» **EXERCISE DESCRIPTION**
Return the listing from its first line through the line containing "- tab-clincheck-pro[interactable]: ClinCheck", exactly as it appears.

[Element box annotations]
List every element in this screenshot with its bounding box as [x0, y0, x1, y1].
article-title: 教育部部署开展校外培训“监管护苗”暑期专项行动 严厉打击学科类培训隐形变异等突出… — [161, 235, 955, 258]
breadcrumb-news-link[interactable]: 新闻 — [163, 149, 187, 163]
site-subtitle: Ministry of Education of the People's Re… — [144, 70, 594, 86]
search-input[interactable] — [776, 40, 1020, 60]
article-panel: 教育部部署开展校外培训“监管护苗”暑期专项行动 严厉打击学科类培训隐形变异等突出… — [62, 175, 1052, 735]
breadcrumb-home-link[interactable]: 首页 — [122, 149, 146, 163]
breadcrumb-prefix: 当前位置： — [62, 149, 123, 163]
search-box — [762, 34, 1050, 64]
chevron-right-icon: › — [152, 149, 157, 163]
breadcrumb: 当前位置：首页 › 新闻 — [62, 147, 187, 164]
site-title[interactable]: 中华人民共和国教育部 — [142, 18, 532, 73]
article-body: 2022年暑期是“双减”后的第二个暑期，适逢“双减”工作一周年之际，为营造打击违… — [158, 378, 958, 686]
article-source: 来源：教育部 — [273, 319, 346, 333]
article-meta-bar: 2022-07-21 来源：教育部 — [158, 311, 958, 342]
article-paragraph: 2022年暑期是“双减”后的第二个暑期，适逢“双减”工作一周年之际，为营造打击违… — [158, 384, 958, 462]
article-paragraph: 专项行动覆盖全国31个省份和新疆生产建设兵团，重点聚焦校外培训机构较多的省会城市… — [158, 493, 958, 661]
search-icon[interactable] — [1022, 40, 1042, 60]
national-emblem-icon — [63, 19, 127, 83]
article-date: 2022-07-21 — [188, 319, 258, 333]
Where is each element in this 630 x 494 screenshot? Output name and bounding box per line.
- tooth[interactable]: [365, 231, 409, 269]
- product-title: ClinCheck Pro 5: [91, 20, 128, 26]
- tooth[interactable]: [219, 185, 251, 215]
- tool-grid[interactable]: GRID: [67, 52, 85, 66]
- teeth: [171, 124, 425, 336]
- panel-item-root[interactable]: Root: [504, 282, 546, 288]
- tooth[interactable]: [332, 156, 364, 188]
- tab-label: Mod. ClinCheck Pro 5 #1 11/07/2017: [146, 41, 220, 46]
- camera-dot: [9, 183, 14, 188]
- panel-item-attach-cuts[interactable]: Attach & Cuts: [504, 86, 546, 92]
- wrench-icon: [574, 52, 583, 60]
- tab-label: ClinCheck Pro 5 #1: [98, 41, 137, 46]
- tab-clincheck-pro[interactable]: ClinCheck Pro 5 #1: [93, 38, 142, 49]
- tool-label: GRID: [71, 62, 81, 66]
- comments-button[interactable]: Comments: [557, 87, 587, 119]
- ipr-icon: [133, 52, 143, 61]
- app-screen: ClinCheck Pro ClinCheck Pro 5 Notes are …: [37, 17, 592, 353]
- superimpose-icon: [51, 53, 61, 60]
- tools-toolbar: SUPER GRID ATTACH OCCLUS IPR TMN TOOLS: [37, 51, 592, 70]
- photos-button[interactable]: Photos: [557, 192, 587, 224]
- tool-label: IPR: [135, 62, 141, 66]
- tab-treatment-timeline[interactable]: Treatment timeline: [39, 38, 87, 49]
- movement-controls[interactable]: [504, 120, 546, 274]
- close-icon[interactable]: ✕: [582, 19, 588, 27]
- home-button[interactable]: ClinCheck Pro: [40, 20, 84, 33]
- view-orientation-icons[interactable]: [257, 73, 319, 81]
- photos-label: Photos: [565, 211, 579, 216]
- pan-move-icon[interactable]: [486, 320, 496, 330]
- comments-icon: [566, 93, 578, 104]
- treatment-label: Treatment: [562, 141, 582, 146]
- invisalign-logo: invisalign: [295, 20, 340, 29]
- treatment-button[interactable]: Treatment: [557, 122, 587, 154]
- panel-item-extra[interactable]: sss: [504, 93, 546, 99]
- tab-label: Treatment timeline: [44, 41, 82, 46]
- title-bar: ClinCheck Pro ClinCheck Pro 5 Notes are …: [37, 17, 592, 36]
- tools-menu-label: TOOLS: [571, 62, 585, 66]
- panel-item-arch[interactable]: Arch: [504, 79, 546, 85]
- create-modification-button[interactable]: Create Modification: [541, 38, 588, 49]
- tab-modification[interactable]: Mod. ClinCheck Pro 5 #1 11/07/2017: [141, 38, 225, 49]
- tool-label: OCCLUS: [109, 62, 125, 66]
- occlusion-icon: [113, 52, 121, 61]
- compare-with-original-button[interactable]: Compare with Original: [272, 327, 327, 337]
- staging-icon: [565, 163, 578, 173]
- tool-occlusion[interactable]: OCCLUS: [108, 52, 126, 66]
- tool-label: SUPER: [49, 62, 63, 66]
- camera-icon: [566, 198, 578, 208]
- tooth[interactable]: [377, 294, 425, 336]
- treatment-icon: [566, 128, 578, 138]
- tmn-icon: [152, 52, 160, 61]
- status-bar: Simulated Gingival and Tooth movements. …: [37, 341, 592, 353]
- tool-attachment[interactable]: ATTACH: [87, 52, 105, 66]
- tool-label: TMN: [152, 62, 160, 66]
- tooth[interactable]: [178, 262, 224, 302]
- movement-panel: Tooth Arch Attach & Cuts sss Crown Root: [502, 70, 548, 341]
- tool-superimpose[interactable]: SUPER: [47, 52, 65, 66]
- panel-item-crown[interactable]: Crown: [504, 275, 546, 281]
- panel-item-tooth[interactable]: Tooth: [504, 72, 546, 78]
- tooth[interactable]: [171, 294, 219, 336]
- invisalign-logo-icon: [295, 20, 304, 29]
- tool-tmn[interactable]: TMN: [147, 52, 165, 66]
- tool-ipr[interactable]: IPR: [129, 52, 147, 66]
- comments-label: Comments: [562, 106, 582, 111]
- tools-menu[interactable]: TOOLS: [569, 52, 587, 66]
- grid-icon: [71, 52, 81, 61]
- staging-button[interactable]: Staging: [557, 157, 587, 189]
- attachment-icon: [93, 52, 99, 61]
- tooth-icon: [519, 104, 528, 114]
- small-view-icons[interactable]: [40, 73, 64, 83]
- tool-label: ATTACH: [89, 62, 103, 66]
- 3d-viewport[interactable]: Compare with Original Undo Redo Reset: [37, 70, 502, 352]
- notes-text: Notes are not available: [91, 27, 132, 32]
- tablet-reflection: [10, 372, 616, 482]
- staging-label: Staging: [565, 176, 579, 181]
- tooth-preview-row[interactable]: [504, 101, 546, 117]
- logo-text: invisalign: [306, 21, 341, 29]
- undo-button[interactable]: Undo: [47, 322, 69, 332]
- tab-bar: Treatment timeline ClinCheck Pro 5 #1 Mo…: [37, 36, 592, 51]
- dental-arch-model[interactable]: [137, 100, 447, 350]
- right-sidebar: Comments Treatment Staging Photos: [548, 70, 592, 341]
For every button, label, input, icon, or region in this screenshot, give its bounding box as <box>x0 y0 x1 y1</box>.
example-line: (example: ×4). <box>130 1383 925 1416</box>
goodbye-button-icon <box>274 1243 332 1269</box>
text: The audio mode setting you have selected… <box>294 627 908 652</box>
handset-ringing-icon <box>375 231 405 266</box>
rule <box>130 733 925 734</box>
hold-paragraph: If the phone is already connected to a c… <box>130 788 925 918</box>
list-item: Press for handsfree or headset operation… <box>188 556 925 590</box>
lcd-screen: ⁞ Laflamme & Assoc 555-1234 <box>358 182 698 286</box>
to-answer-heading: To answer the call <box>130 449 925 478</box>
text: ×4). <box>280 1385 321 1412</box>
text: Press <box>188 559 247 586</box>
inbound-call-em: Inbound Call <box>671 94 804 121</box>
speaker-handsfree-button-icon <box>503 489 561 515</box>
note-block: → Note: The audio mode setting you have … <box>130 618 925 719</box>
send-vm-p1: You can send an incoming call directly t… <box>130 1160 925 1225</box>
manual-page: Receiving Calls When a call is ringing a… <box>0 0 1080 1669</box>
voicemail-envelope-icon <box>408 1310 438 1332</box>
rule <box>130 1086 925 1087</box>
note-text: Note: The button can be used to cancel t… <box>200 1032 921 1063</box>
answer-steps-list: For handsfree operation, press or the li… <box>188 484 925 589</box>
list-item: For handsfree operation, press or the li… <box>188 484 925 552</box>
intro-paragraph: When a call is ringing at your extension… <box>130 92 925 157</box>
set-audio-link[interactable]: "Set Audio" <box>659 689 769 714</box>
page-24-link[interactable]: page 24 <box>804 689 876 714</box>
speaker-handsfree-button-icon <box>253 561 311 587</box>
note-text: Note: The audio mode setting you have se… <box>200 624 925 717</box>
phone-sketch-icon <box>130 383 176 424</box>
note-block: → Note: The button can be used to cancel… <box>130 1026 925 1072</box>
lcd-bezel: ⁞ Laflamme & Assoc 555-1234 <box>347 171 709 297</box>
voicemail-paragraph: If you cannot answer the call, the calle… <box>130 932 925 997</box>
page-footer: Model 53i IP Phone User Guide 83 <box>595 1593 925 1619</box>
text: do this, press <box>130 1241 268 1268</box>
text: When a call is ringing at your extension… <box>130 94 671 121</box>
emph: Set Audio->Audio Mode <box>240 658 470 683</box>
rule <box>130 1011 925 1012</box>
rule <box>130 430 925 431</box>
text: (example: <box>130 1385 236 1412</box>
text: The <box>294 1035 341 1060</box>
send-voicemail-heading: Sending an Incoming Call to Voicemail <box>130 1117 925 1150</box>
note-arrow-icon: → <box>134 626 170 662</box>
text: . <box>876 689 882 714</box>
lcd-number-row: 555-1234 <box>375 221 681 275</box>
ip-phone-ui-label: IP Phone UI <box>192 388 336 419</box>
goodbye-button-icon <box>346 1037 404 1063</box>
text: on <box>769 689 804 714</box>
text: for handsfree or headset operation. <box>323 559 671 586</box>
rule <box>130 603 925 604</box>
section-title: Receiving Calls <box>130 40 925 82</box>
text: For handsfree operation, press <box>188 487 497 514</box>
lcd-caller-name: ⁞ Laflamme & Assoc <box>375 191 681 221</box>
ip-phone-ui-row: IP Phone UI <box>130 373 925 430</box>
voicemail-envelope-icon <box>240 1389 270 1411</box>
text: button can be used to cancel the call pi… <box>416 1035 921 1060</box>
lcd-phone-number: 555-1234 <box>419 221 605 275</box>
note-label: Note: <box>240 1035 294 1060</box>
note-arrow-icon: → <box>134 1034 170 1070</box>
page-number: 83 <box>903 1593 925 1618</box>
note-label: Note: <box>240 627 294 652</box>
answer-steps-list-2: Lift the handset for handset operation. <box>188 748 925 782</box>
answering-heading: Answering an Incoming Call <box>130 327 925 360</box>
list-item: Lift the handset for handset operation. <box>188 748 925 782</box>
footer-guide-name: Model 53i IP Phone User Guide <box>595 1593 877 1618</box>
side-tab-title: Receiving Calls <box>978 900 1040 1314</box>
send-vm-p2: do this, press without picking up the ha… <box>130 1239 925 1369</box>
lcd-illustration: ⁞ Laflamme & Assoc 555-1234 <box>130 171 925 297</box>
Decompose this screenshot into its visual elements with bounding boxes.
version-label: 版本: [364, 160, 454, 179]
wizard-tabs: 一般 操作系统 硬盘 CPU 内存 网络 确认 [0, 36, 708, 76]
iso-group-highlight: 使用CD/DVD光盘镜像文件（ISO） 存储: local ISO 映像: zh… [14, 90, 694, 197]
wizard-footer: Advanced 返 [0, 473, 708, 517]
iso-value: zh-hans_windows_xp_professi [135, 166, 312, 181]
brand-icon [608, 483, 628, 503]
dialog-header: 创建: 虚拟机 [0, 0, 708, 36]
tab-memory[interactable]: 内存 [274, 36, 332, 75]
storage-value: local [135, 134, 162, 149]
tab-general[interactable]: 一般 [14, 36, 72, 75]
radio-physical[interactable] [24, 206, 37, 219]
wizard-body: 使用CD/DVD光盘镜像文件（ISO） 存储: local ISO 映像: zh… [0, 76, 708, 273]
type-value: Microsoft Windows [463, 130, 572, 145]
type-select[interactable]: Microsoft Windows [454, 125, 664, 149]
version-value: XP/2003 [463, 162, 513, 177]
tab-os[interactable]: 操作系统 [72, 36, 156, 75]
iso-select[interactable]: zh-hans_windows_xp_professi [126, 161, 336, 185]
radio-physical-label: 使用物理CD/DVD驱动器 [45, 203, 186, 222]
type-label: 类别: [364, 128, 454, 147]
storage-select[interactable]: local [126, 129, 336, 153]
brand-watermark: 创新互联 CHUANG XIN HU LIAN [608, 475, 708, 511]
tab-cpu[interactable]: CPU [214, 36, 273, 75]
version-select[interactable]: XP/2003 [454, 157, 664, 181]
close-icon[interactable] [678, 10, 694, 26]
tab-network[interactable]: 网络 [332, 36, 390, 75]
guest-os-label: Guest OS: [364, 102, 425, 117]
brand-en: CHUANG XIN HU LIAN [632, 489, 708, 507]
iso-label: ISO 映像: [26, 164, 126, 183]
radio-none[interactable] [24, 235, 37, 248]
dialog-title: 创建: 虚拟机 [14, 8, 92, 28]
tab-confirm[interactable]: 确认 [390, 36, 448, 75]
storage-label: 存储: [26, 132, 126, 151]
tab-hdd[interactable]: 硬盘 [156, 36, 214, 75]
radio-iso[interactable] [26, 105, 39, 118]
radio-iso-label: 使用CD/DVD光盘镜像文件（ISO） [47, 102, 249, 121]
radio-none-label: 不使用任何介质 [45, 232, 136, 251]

» **WRITTEN SOLUTION**
List every element in this screenshot with its bounding box as [x0, y0, x1, y1].
article-title: 教育部部署开展校外培训“监管护苗”暑期专项行动 严厉打击学科类培训隐形变异等突出… — [161, 235, 955, 258]
breadcrumb-news-link[interactable]: 新闻 — [163, 149, 187, 163]
site-subtitle: Ministry of Education of the People's Re… — [144, 70, 594, 86]
search-input[interactable] — [776, 40, 1020, 60]
article-panel: 教育部部署开展校外培训“监管护苗”暑期专项行动 严厉打击学科类培训隐形变异等突出… — [62, 175, 1052, 735]
breadcrumb-home-link[interactable]: 首页 — [122, 149, 146, 163]
breadcrumb-prefix: 当前位置： — [62, 149, 123, 163]
search-box — [762, 34, 1050, 64]
chevron-right-icon: › — [152, 149, 157, 163]
breadcrumb: 当前位置：首页 › 新闻 — [62, 147, 187, 164]
site-title[interactable]: 中华人民共和国教育部 — [142, 18, 532, 73]
article-body: 2022年暑期是“双减”后的第二个暑期，适逢“双减”工作一周年之际，为营造打击违… — [158, 378, 958, 686]
article-source: 来源：教育部 — [273, 319, 346, 333]
article-meta-bar: 2022-07-21 来源：教育部 — [158, 311, 958, 342]
article-paragraph: 2022年暑期是“双减”后的第二个暑期，适逢“双减”工作一周年之际，为营造打击违… — [158, 384, 958, 462]
article-paragraph: 专项行动覆盖全国31个省份和新疆生产建设兵团，重点聚焦校外培训机构较多的省会城市… — [158, 493, 958, 661]
search-icon[interactable] — [1022, 40, 1042, 60]
national-emblem-icon — [63, 19, 127, 83]
article-date: 2022-07-21 — [188, 319, 258, 333]
Where is each element in this 630 x 494 screenshot? Output name and bounding box per line.
- tooth[interactable]: [365, 231, 409, 269]
- product-title: ClinCheck Pro 5: [91, 20, 128, 26]
- tooth[interactable]: [219, 185, 251, 215]
- tool-grid[interactable]: GRID: [67, 52, 85, 66]
- teeth: [171, 124, 425, 336]
- panel-item-root[interactable]: Root: [504, 282, 546, 288]
- tooth[interactable]: [332, 156, 364, 188]
- tab-label: Mod. ClinCheck Pro 5 #1 11/07/2017: [146, 41, 220, 46]
- camera-dot: [9, 183, 14, 188]
- panel-item-attach-cuts[interactable]: Attach & Cuts: [504, 86, 546, 92]
- wrench-icon: [574, 52, 583, 60]
- tab-label: ClinCheck Pro 5 #1: [98, 41, 137, 46]
- tab-clincheck-pro[interactable]: ClinCheck Pro 5 #1: [93, 38, 142, 49]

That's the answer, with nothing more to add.